(Records contained in a dataset)
____________________

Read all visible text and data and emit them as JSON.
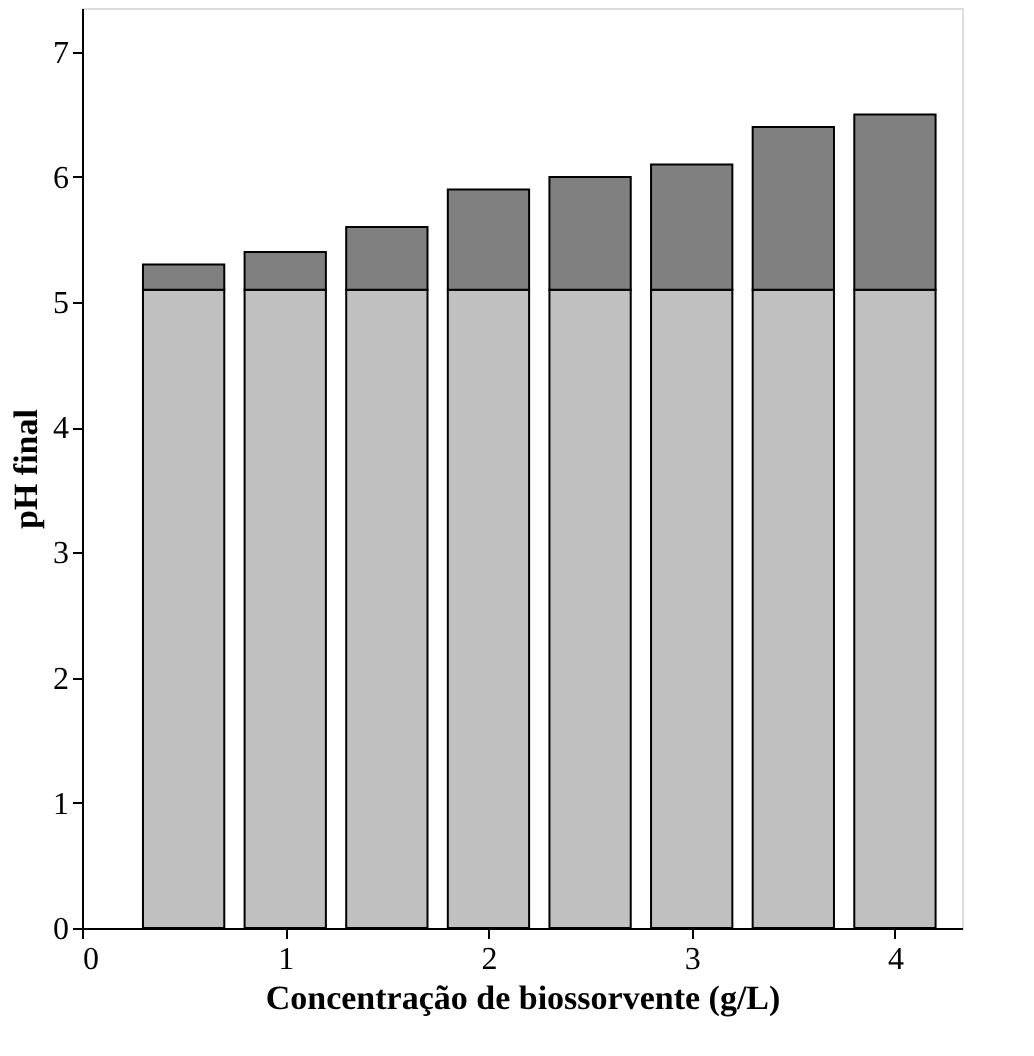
{
  "chart_data": {
    "type": "bar",
    "stacked": true,
    "xlabel": "Concentração de biossorvente (g/L)",
    "ylabel": "pH final",
    "x": [
      0.5,
      1,
      1.5,
      2,
      2.5,
      3,
      3.5,
      4
    ],
    "series": [
      {
        "color": "#c0c0c0",
        "values": [
          5.1,
          5.1,
          5.1,
          5.1,
          5.1,
          5.1,
          5.1,
          5.1
        ]
      },
      {
        "color": "#808080",
        "values": [
          0.2,
          0.3,
          0.5,
          0.8,
          0.9,
          1.0,
          1.3,
          1.4
        ]
      }
    ],
    "xlim": [
      0,
      4.33
    ],
    "ylim": [
      0,
      7.35
    ],
    "xticks": [
      0,
      1,
      2,
      3,
      4
    ],
    "yticks": [
      0,
      1,
      2,
      3,
      4,
      5,
      6,
      7
    ],
    "grid": false
  }
}
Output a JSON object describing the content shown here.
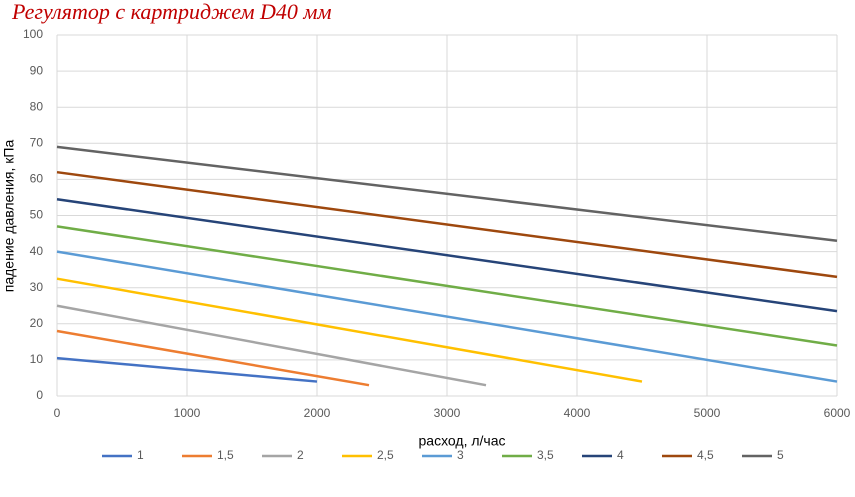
{
  "chart_data": {
    "type": "line",
    "title": "Регулятор с картриджем D40 мм",
    "x_label": "расход, л/час",
    "y_label": "падение давления, кПа",
    "xlim": [
      0,
      6000
    ],
    "xticks": [
      0,
      1000,
      2000,
      3000,
      4000,
      5000,
      6000
    ],
    "ylim": [
      0,
      100
    ],
    "yticks": [
      0,
      10,
      20,
      30,
      40,
      50,
      60,
      70,
      80,
      90,
      100
    ],
    "grid": true,
    "legend": "bottom",
    "series": [
      {
        "name": "1",
        "color": "#4472c4",
        "x": [
          0,
          2000
        ],
        "values": [
          10.5,
          4
        ]
      },
      {
        "name": "1,5",
        "color": "#ed7d31",
        "x": [
          0,
          2400
        ],
        "values": [
          18,
          3
        ]
      },
      {
        "name": "2",
        "color": "#a5a5a5",
        "x": [
          0,
          3300
        ],
        "values": [
          25,
          3
        ]
      },
      {
        "name": "2,5",
        "color": "#ffc000",
        "x": [
          0,
          4500
        ],
        "values": [
          32.5,
          4
        ]
      },
      {
        "name": "3",
        "color": "#5b9bd5",
        "x": [
          0,
          6000
        ],
        "values": [
          40,
          4
        ]
      },
      {
        "name": "3,5",
        "color": "#70ad47",
        "x": [
          0,
          6000
        ],
        "values": [
          47,
          14
        ]
      },
      {
        "name": "4",
        "color": "#264478",
        "x": [
          0,
          6000
        ],
        "values": [
          54.5,
          23.5
        ]
      },
      {
        "name": "4,5",
        "color": "#9e480e",
        "x": [
          0,
          6000
        ],
        "values": [
          62,
          33
        ]
      },
      {
        "name": "5",
        "color": "#636363",
        "x": [
          0,
          6000
        ],
        "values": [
          69,
          43
        ]
      }
    ]
  }
}
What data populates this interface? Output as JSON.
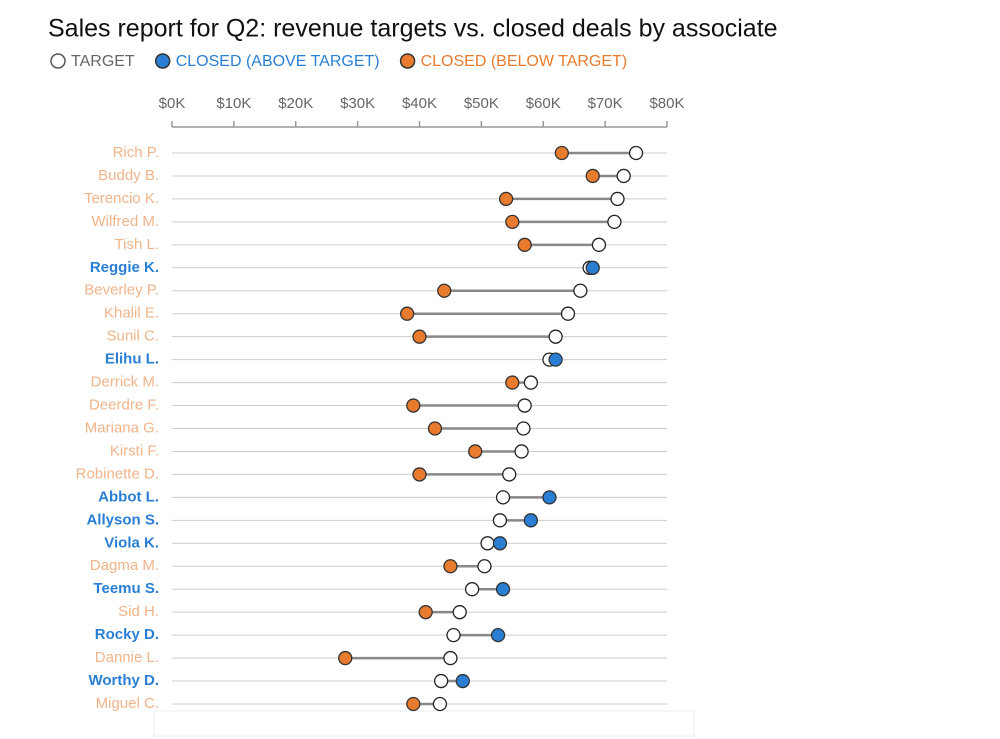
{
  "chart_data": {
    "type": "dot",
    "title": "Sales report for Q2: revenue targets vs. closed deals by associate",
    "categories": [
      "Rich P.",
      "Buddy B.",
      "Terencio K.",
      "Wilfred M.",
      "Tish L.",
      "Reggie K.",
      "Beverley P.",
      "Khalil E.",
      "Sunil C.",
      "Elihu L.",
      "Derrick M.",
      "Deerdre F.",
      "Mariana G.",
      "Kirsti F.",
      "Robinette D.",
      "Abbot L.",
      "Allyson S.",
      "Viola K.",
      "Dagma M.",
      "Teemu S.",
      "Sid H.",
      "Rocky D.",
      "Dannie L.",
      "Worthy D.",
      "Miguel C."
    ],
    "series": [
      {
        "name": "TARGET",
        "color": "#ffffff",
        "values": [
          75,
          73,
          72,
          71.5,
          69,
          67.5,
          66,
          64,
          62,
          61,
          58,
          57,
          56.8,
          56.5,
          54.5,
          53.5,
          53,
          51,
          50.5,
          48.5,
          46.5,
          45.5,
          45,
          43.5,
          43.3
        ]
      },
      {
        "name": "CLOSED (ABOVE TARGET)",
        "color": "#2a7fd4",
        "values": [
          null,
          null,
          null,
          null,
          null,
          68,
          null,
          null,
          null,
          62,
          null,
          null,
          null,
          null,
          null,
          61,
          58,
          53,
          null,
          53.5,
          null,
          52.7,
          null,
          47,
          null
        ]
      },
      {
        "name": "CLOSED (BELOW TARGET)",
        "color": "#e87b2e",
        "values": [
          63,
          68,
          54,
          55,
          57,
          null,
          44,
          38,
          40,
          null,
          55,
          39,
          42.5,
          49,
          40,
          null,
          null,
          null,
          45,
          null,
          41,
          null,
          28,
          null,
          39
        ]
      }
    ],
    "xlim": [
      0,
      80
    ],
    "xticks": [
      {
        "value": 0,
        "label": "$0K"
      },
      {
        "value": 10,
        "label": "$10K"
      },
      {
        "value": 20,
        "label": "$20K"
      },
      {
        "value": 30,
        "label": "$30K"
      },
      {
        "value": 40,
        "label": "$40K"
      },
      {
        "value": 50,
        "label": "$50K"
      },
      {
        "value": 60,
        "label": "$60K"
      },
      {
        "value": 70,
        "label": "$70K"
      },
      {
        "value": 80,
        "label": "$80K"
      }
    ],
    "grid": true
  }
}
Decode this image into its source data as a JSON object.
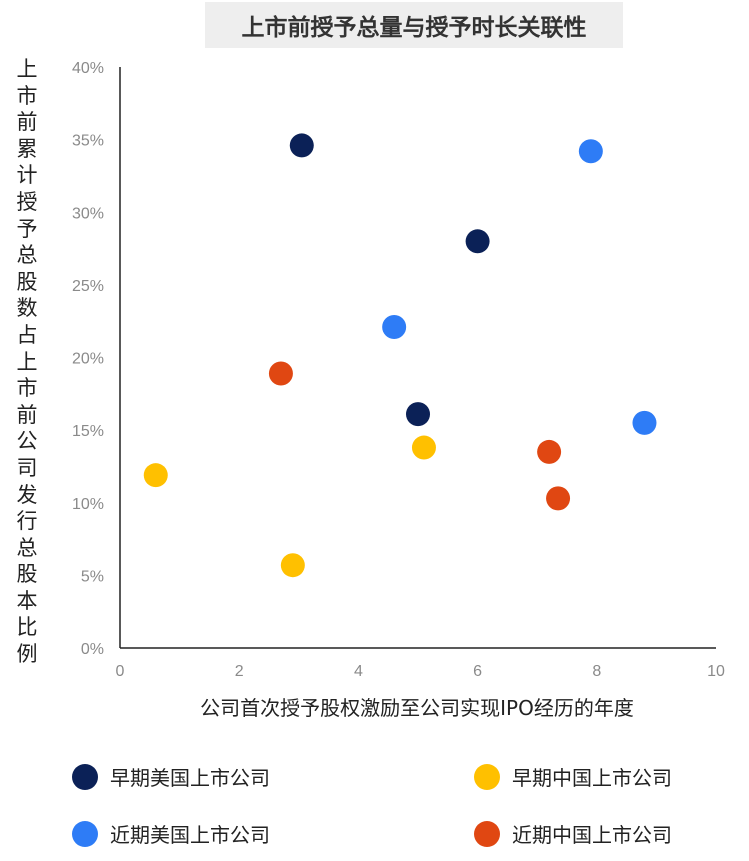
{
  "chart_data": {
    "type": "scatter",
    "title": "上市前授予总量与授予时长关联性",
    "xlabel": "公司首次授予股权激励至公司实现IPO经历的年度",
    "ylabel": "上市前累计授予总股数占上市前公司发行总股本比例",
    "xlim": [
      0,
      10
    ],
    "ylim": [
      0,
      40
    ],
    "xticks": [
      "0",
      "2",
      "4",
      "6",
      "8",
      "10"
    ],
    "yticks": [
      "0%",
      "5%",
      "10%",
      "15%",
      "20%",
      "25%",
      "30%",
      "35%",
      "40%"
    ],
    "grid": false,
    "legend_position": "bottom",
    "series": [
      {
        "name": "早期美国上市公司",
        "color": "#0b2157",
        "points": [
          [
            3.05,
            34.6
          ],
          [
            6.0,
            28.0
          ],
          [
            5.0,
            16.1
          ]
        ]
      },
      {
        "name": "早期中国上市公司",
        "color": "#ffc000",
        "points": [
          [
            0.6,
            11.9
          ],
          [
            2.9,
            5.7
          ],
          [
            5.1,
            13.8
          ]
        ]
      },
      {
        "name": "近期美国上市公司",
        "color": "#2e7cf6",
        "points": [
          [
            7.9,
            34.2
          ],
          [
            4.6,
            22.1
          ],
          [
            8.8,
            15.5
          ]
        ]
      },
      {
        "name": "近期中国上市公司",
        "color": "#e04712",
        "points": [
          [
            2.7,
            18.9
          ],
          [
            7.2,
            13.5
          ],
          [
            7.35,
            10.3
          ]
        ]
      }
    ]
  }
}
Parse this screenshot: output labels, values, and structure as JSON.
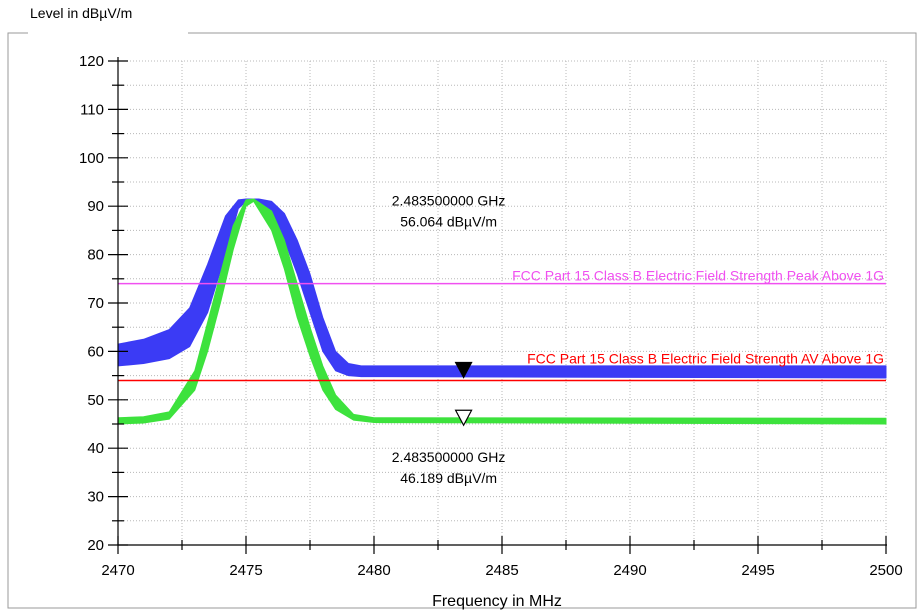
{
  "chart_data": {
    "type": "line",
    "ylabel": "Level in dBµV/m",
    "xlabel": "Frequency in MHz",
    "xlim": [
      2470,
      2500
    ],
    "ylim": [
      20,
      120
    ],
    "x_ticks": [
      2470,
      2475,
      2480,
      2485,
      2490,
      2495,
      2500
    ],
    "y_ticks": [
      20,
      30,
      40,
      50,
      60,
      70,
      80,
      90,
      100,
      110,
      120
    ],
    "grid": true,
    "series": [
      {
        "color": "#3b3bf5",
        "style": "peak-band",
        "points": [
          [
            2470.0,
            57.0,
            61.5
          ],
          [
            2471.0,
            57.5,
            62.5
          ],
          [
            2472.0,
            58.5,
            64.5
          ],
          [
            2472.8,
            61.0,
            69.0
          ],
          [
            2473.5,
            68.0,
            78.0
          ],
          [
            2474.2,
            80.0,
            88.0
          ],
          [
            2474.7,
            89.5,
            91.3
          ],
          [
            2475.0,
            91.0,
            91.5
          ],
          [
            2475.5,
            91.0,
            91.5
          ],
          [
            2476.0,
            89.0,
            91.0
          ],
          [
            2476.5,
            83.0,
            88.5
          ],
          [
            2477.0,
            76.0,
            83.0
          ],
          [
            2477.5,
            68.0,
            76.0
          ],
          [
            2478.0,
            60.0,
            67.0
          ],
          [
            2478.5,
            56.0,
            60.0
          ],
          [
            2479.0,
            55.0,
            57.5
          ],
          [
            2479.5,
            54.8,
            57.0
          ],
          [
            2500.0,
            54.5,
            57.0
          ]
        ]
      },
      {
        "color": "#3de23d",
        "style": "average-band",
        "points": [
          [
            2470.0,
            45.0,
            46.3
          ],
          [
            2471.0,
            45.2,
            46.5
          ],
          [
            2472.0,
            46.0,
            47.5
          ],
          [
            2473.0,
            52.0,
            56.0
          ],
          [
            2473.5,
            60.0,
            66.0
          ],
          [
            2474.0,
            70.0,
            76.0
          ],
          [
            2474.5,
            81.0,
            86.0
          ],
          [
            2475.0,
            90.0,
            91.3
          ],
          [
            2475.3,
            91.0,
            91.5
          ],
          [
            2476.0,
            85.0,
            89.0
          ],
          [
            2476.5,
            77.0,
            83.0
          ],
          [
            2477.0,
            67.0,
            74.0
          ],
          [
            2477.5,
            59.0,
            65.0
          ],
          [
            2478.0,
            52.0,
            57.0
          ],
          [
            2478.5,
            48.0,
            51.0
          ],
          [
            2479.2,
            45.8,
            47.0
          ],
          [
            2480.0,
            45.3,
            46.3
          ],
          [
            2500.0,
            45.0,
            46.2
          ]
        ]
      }
    ],
    "limit_lines": [
      {
        "label": "FCC Part 15 Class B Electric Field Strength Peak Above 1G",
        "y": 74,
        "color": "#f050f0"
      },
      {
        "label": "FCC Part 15 Class B Electric Field Strength AV Above 1G",
        "y": 54,
        "color": "#ff0000"
      }
    ],
    "markers": [
      {
        "x": 2483.5,
        "y": 56.064,
        "fill": "#000000"
      },
      {
        "x": 2483.5,
        "y": 46.189,
        "fill": "#ffffff"
      }
    ],
    "annotations": [
      {
        "freq_text": "2.483500000 GHz",
        "level_text": "56.064 dBµV/m",
        "x": 2483.5,
        "y": 91,
        "position": "above"
      },
      {
        "freq_text": "2.483500000 GHz",
        "level_text": "46.189 dBµV/m",
        "x": 2483.5,
        "y": 38,
        "position": "below"
      }
    ]
  }
}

____________________

• **The exercise**
Copy all lines from the data that hold the word "this".

• **In response**
What data populates this interface? Output as JSON.
Decode this image into its source data as a JSON object.
Parse this screenshot: output labels, values, and structure as JSON.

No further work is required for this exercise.